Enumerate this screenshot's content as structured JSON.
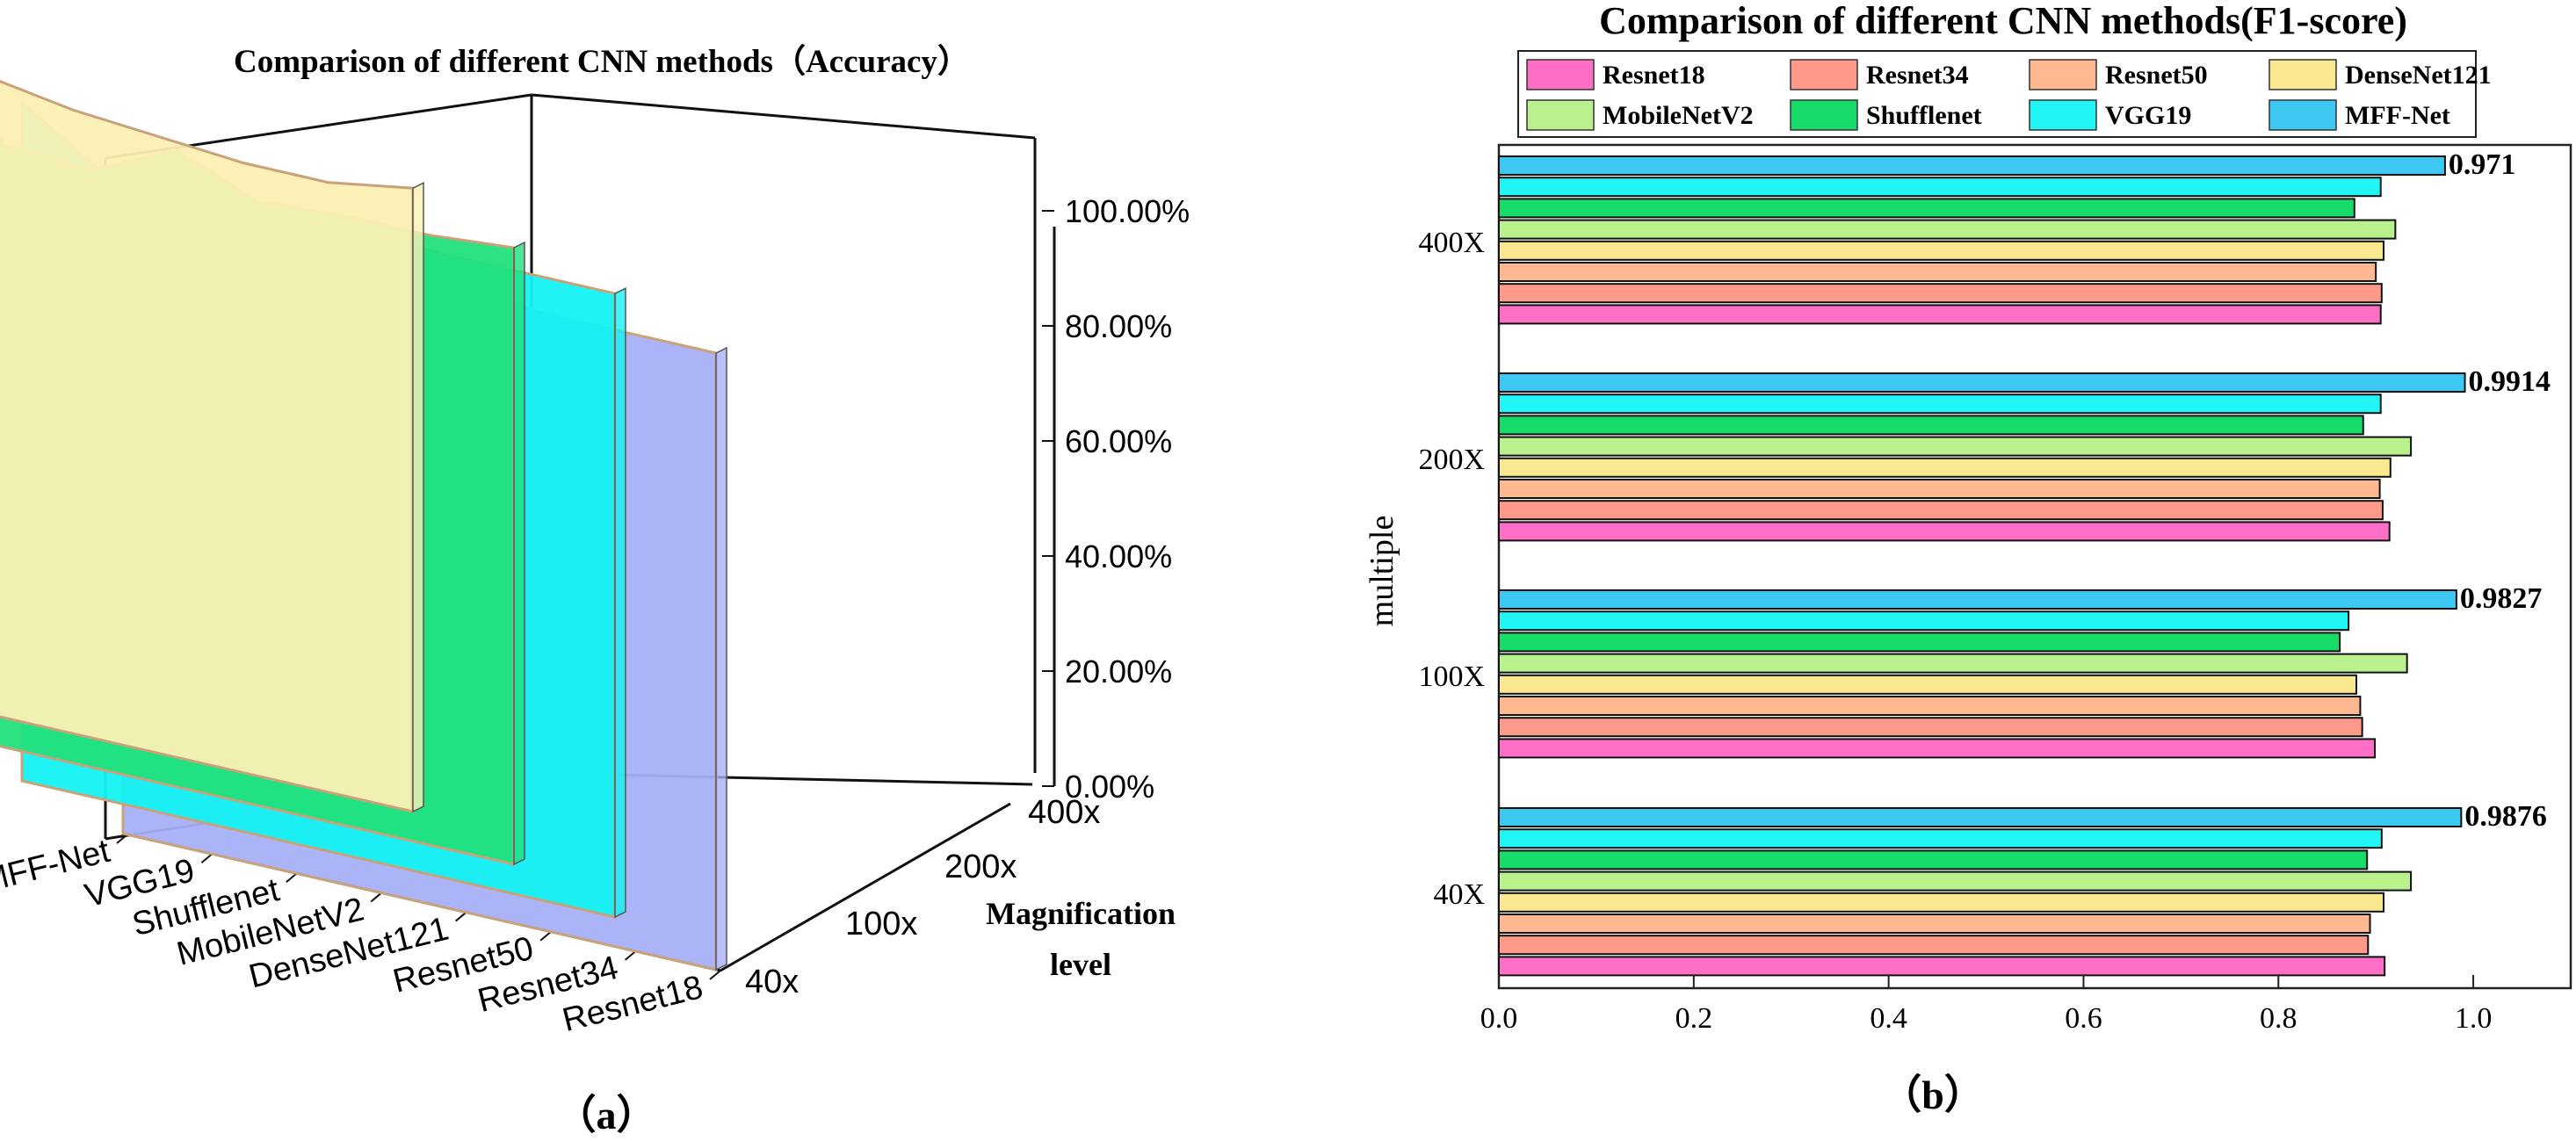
{
  "panel_a": {
    "caption": "（a）",
    "chart_data": {
      "type": "area",
      "title": "Comparison of different CNN methods（Accuracy）",
      "zlabel_line1": "Magnification",
      "zlabel_line2": "level",
      "ticks": [
        "0.00%",
        "20.00%",
        "40.00%",
        "60.00%",
        "80.00%",
        "100.00%"
      ],
      "ylim": [
        0,
        100
      ],
      "x": [
        "MFF-Net",
        "VGG19",
        "Shufflenet",
        "MobileNetV2",
        "DenseNet121",
        "Resnet50",
        "Resnet34",
        "Resnet18"
      ],
      "series": [
        {
          "name": "40x",
          "color": "#fbf0b4",
          "values": [
            98,
            88,
            93,
            91,
            90,
            89,
            89,
            91
          ]
        },
        {
          "name": "100x",
          "color": "#22e07c",
          "values": [
            98,
            88,
            87,
            93,
            88,
            89,
            89,
            90
          ]
        },
        {
          "name": "200x",
          "color": "#14f2f2",
          "values": [
            99,
            91,
            89,
            93,
            92,
            91,
            91,
            91
          ]
        },
        {
          "name": "400x",
          "color": "#a8b0f8",
          "values": [
            97,
            91,
            88,
            92,
            91,
            90,
            90,
            90
          ]
        }
      ]
    }
  },
  "panel_b": {
    "caption": "（b）",
    "chart_data": {
      "type": "bar",
      "orientation": "horizontal",
      "title": "Comparison of different CNN methods(F1-score)",
      "ylabel": "multiple",
      "categories": [
        "40X",
        "100X",
        "200X",
        "400X"
      ],
      "xlim": [
        0,
        1.1
      ],
      "xticks": [
        "0.0",
        "0.2",
        "0.4",
        "0.6",
        "0.8",
        "1.0"
      ],
      "legend_position": "top",
      "series": [
        {
          "name": "Resnet18",
          "color": "#ff6ec7",
          "values": [
            0.909,
            0.899,
            0.914,
            0.905
          ]
        },
        {
          "name": "Resnet34",
          "color": "#ff9a8a",
          "values": [
            0.892,
            0.886,
            0.907,
            0.906
          ]
        },
        {
          "name": "Resnet50",
          "color": "#ffb890",
          "values": [
            0.894,
            0.884,
            0.904,
            0.9
          ]
        },
        {
          "name": "DenseNet121",
          "color": "#f9e890",
          "values": [
            0.908,
            0.88,
            0.915,
            0.908
          ]
        },
        {
          "name": "MobileNetV2",
          "color": "#b9f28c",
          "values": [
            0.936,
            0.932,
            0.936,
            0.92
          ]
        },
        {
          "name": "Shufflenet",
          "color": "#18dc6a",
          "values": [
            0.891,
            0.863,
            0.887,
            0.878
          ]
        },
        {
          "name": "VGG19",
          "color": "#22f5f5",
          "values": [
            0.906,
            0.872,
            0.905,
            0.905
          ]
        },
        {
          "name": "MFF-Net",
          "color": "#3cc8f0",
          "values": [
            0.9876,
            0.9827,
            0.9914,
            0.971
          ]
        }
      ],
      "data_labels": [
        "0.9876",
        "0.9827",
        "0.9914",
        "0.971"
      ]
    }
  }
}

To be done = List every line above containing the word "name".

Solved problem =
          "name": "40x",
          "name": "100x",
          "name": "200x",
          "name": "400x",
          "name": "Resnet18",
          "name": "Resnet34",
          "name": "Resnet50",
          "name": "DenseNet121",
          "name": "MobileNetV2",
          "name": "Shufflenet",
          "name": "VGG19",
          "name": "MFF-Net",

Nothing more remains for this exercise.